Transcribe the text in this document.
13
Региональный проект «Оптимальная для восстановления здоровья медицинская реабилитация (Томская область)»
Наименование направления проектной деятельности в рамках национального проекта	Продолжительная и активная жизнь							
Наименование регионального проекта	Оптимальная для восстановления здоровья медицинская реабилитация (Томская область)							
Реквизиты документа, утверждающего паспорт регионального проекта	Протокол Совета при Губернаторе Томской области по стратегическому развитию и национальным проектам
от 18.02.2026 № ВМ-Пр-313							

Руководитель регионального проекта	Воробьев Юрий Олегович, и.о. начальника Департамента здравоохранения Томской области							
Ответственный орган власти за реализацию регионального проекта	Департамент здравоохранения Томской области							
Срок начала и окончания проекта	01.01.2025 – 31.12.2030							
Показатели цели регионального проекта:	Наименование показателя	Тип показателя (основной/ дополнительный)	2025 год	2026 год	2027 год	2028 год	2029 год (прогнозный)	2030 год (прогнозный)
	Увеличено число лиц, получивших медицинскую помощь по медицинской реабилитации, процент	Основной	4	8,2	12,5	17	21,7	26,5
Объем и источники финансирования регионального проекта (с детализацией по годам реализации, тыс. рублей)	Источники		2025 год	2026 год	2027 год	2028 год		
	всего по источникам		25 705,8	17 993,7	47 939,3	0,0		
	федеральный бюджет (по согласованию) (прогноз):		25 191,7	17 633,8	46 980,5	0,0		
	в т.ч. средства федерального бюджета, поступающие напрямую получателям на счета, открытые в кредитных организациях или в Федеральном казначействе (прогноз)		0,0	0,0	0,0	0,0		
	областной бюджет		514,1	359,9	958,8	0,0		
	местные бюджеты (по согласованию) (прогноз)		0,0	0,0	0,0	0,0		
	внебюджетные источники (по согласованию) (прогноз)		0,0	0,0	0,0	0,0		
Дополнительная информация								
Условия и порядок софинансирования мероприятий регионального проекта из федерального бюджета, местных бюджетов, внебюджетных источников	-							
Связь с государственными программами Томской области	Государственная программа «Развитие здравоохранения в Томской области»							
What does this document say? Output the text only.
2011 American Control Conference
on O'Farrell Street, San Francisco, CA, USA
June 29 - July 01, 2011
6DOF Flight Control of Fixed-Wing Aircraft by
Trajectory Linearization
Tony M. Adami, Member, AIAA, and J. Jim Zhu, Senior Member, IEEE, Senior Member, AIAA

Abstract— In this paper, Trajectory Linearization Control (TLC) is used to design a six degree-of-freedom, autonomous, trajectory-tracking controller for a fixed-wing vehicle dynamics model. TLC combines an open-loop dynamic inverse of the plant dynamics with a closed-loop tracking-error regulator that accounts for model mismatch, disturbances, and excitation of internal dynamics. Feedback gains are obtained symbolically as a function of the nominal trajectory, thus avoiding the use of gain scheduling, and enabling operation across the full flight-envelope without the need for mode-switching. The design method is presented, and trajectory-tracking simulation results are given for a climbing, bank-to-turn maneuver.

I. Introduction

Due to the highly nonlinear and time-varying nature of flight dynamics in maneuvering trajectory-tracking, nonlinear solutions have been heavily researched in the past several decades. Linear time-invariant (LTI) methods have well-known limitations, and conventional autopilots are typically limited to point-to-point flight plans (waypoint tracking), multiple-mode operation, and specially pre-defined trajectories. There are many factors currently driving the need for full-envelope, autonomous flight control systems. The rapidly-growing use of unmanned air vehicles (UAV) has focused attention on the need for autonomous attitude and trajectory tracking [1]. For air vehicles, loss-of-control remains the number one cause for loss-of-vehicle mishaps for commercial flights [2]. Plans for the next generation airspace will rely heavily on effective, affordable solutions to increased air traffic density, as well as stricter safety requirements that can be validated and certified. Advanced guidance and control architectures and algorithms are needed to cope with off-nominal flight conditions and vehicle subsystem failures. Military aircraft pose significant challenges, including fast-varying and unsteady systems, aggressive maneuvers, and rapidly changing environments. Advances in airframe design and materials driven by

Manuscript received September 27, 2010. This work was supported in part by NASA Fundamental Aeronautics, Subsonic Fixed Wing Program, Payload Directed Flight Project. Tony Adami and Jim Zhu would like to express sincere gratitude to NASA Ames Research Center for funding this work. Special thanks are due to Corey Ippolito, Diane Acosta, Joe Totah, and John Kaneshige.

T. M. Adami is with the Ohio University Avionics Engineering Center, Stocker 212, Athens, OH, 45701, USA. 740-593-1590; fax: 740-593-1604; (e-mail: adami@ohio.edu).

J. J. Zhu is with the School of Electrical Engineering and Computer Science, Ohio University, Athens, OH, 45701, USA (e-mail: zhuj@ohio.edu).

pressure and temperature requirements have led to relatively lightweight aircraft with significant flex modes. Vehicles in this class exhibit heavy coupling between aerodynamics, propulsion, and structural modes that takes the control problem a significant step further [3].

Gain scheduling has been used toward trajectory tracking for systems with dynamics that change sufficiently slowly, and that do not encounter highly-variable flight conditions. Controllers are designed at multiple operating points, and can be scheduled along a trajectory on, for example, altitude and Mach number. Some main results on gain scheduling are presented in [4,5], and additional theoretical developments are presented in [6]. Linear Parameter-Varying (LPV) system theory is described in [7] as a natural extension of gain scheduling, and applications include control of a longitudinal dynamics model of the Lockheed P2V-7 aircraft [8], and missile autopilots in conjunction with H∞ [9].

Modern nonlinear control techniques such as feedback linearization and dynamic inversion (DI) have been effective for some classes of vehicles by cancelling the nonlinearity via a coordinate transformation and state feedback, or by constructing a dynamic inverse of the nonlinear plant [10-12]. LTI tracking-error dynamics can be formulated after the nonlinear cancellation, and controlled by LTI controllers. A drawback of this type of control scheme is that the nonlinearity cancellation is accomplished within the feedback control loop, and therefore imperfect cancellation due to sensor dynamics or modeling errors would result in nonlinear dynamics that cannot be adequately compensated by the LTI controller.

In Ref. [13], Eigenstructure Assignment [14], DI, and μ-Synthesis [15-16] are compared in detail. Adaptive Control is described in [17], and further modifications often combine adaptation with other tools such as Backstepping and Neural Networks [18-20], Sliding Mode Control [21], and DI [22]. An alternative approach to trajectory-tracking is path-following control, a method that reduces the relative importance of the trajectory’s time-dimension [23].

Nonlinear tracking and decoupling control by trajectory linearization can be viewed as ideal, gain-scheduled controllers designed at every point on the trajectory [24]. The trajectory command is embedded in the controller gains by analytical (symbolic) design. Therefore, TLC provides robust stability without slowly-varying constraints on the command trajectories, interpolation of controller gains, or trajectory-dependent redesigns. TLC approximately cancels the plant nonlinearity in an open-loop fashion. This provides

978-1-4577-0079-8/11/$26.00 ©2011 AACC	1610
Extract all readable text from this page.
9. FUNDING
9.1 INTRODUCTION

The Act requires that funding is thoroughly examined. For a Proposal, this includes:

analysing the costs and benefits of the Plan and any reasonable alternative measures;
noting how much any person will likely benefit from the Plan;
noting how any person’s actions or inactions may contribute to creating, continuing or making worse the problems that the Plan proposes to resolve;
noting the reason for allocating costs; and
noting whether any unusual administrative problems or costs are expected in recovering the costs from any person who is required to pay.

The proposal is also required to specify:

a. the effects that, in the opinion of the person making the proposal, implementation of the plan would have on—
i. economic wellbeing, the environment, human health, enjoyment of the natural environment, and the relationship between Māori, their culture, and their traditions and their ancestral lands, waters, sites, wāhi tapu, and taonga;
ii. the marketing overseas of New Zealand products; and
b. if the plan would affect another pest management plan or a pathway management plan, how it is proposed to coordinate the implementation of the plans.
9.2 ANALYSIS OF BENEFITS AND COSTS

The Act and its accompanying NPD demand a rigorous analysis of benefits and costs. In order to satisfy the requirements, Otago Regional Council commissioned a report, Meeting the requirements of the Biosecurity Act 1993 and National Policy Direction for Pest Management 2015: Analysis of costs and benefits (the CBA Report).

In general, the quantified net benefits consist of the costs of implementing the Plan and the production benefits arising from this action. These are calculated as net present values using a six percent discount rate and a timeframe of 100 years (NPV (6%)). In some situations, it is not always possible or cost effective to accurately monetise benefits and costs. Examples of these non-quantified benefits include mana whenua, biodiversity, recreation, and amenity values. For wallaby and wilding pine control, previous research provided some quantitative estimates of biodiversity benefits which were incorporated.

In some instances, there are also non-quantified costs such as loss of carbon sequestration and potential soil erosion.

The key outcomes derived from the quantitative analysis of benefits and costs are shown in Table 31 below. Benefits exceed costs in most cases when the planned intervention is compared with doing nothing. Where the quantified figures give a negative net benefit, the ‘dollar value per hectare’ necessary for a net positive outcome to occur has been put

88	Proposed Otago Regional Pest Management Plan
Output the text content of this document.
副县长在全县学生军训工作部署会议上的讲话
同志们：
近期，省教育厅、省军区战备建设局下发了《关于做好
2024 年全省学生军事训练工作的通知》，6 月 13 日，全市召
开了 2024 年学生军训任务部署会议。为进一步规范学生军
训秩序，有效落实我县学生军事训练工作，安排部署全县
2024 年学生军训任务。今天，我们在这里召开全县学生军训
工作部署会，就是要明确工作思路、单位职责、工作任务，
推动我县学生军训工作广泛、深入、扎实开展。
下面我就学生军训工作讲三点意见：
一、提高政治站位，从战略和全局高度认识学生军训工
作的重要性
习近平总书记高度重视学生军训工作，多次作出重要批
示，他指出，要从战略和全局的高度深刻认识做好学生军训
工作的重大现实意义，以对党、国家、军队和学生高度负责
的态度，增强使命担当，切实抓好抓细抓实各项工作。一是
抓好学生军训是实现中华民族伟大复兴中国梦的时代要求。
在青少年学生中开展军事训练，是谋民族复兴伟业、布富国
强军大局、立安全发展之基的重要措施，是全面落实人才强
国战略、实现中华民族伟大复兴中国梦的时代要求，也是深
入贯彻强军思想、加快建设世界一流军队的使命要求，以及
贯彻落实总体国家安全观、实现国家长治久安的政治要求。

# [To be done]
Filter out all lines lacking the word "Otago" and copy the rest.

# [Result for this task]
The Act and its accompanying NPD demand a rigorous analysis of benefits and costs. In order to satisfy the requirements, Otago Regional Council commissioned a report, Meeting the requirements of the Biosecurity Act 1993 and National Policy Direction for Pest Management 2015: Analysis of costs and benefits (the CBA Report).
88	Proposed Otago Regional Pest Management Plan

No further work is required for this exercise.